(Saved entries)
+---+

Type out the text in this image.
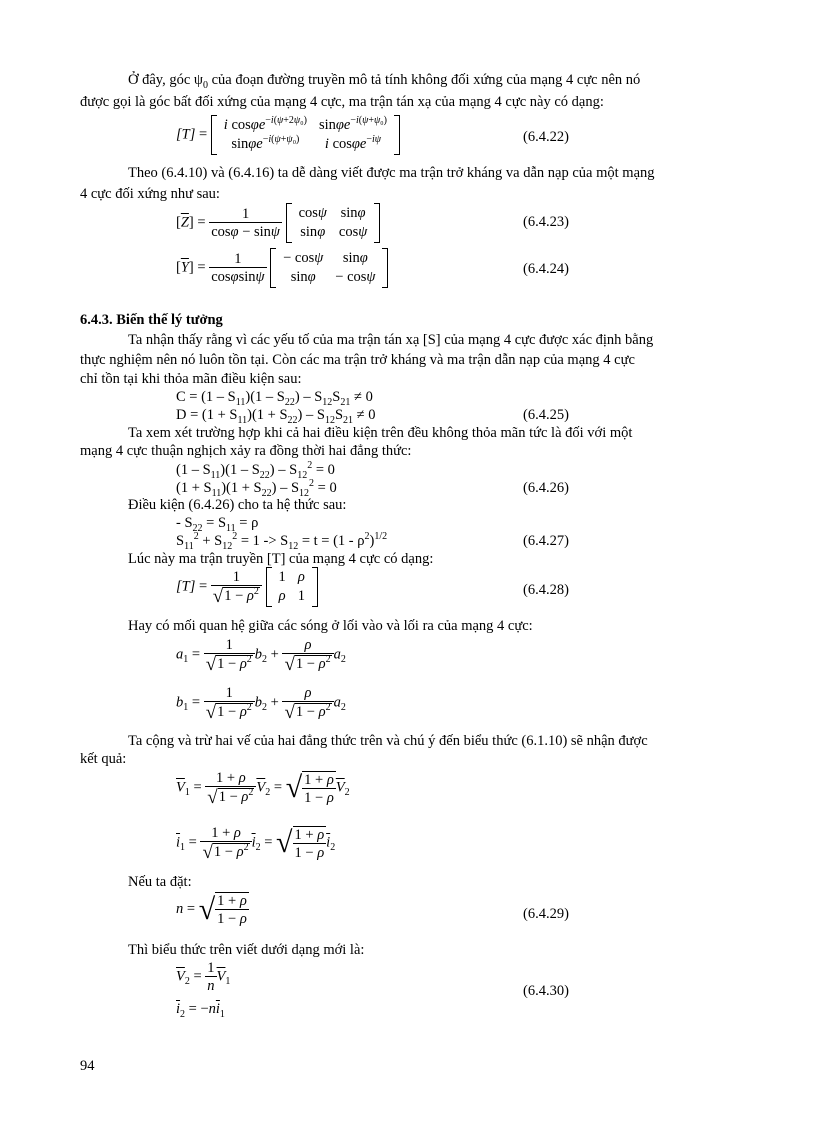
Ở đây, góc $\psi_0$ của đoạn đường truyền mô tả tính không đối xứng của mạng 4 cực nên nó
được gọi là góc bất đối xứng của mạng 4 cực, ma trận tán xạ của mạng 4 cực này có dạng:
[T] =
i cosφe$^{-i(\psi+2\psi_0)}$	sinφe$^{-i(\psi+\psi_0)}$
sinφe$^{-i(\psi+\psi_0)}$	i cosφe$^{-i\psi}$	(6.4.22)
Theo (6.4.10) và (6.4.16) ta dễ dàng viết được ma trận trở kháng va dẫn nạp của một mạng
4 cực đối xứng như sau:
$[\overline{Z}] = \frac{1}{\cos\varphi - \sin\psi}$
cosψ	sinφ
sinφ	cosψ
(6.4.23)
$[\overline{Y}] = \frac{1}{\cos\varphi\sin\psi}$
− cosψ	sinφ
sinφ	− cosψ	(6.4.24)
6.4.3. Biến thế lý tưởng
Ta nhận thấy rằng vì các yếu tố của ma trận tán xạ [S] của mạng 4 cực được xác định bằng
thực nghiệm nên nó luôn tồn tại. Còn các ma trận trở kháng và ma trận dẫn nạp của mạng 4 cực
chỉ tồn tại khi thỏa mãn điều kiện sau:
$C = (1 - S_{11})(1 - S_{22}) - S_{12}S_{21} \ne 0$
$D = (1 + S_{11})(1 + S_{22}) - S_{12}S_{21} \ne 0$	(6.4.25)
Ta xem xét trường hợp khi cả hai điều kiện trên đều không thỏa mãn tức là đối với một
mạng 4 cực thuận nghịch xảy ra đồng thời hai đẳng thức:
$(1 - S_{11})(1 - S_{22}) - S_{12}^2 = 0$
$(1 + S_{11})(1 + S_{22}) - S_{12}^2 = 0$	(6.4.26)
Điều kiện (6.4.26) cho ta hệ thức sau:
- $S_{22} = S_{11} = \rho$
$S_{11}^2 + S_{12}^2 = 1 -> S_{12} = t = (1 - \rho^2)^{1/2}$	(6.4.27)
Lúc này ma trận truyền [T] của mạng 4 cực có dạng:
$[T] = \frac{1}{√1 - \rho^2}$
1	ρ
ρ	1	(6.4.28)
Hay có mối quan hệ giữa các sóng ở lối vào và lối ra của mạng 4 cực:
$a_1 = \frac{1}{√1 - \rho^2} b_2 + \frac{\rho}{√1 - \rho^2} a_2$
$b_1 = \frac{1}{√1 - \rho^2} b_2 + \frac{\rho}{√1 - \rho^2} a_2$
Ta cộng và trừ hai vế của hai đẳng thức trên và chú ý đến biểu thức (6.1.10) sẽ nhận được
kết quả:
$\overline{V}_1 = \frac{1 + \rho}{√1 - \rho^2} \overline{V}_2$ = √ $\frac{1 + \rho}{1 - \rho} \overline{V}_2$
$\overline{i}_1 = \frac{1 + \rho}{√1 - \rho^2} \overline{i}_2$ = √ $\frac{1 + \rho}{1 - \rho} \overline{i}_2$
Nếu ta đặt:
n = √ $\frac{1 + \rho}{1 - \rho}$	(6.4.29)
Thì biểu thức trên viết dưới dạng mới là:
$\overline{V}_2 = \frac{1}{n} \overline{V}_1$
$\overline{i}_2 = -n\overline{i}_1$
(6.4.30)
94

+---+

**To be done:**
In the lines above, locate the string "truyền". Copy every line where it occurs.

**Complete response:**
Ở đây, góc $\psi_0$ của đoạn đường truyền mô tả tính không đối xứng của mạng 4 cực nên nó
Lúc này ma trận truyền [T] của mạng 4 cực có dạng:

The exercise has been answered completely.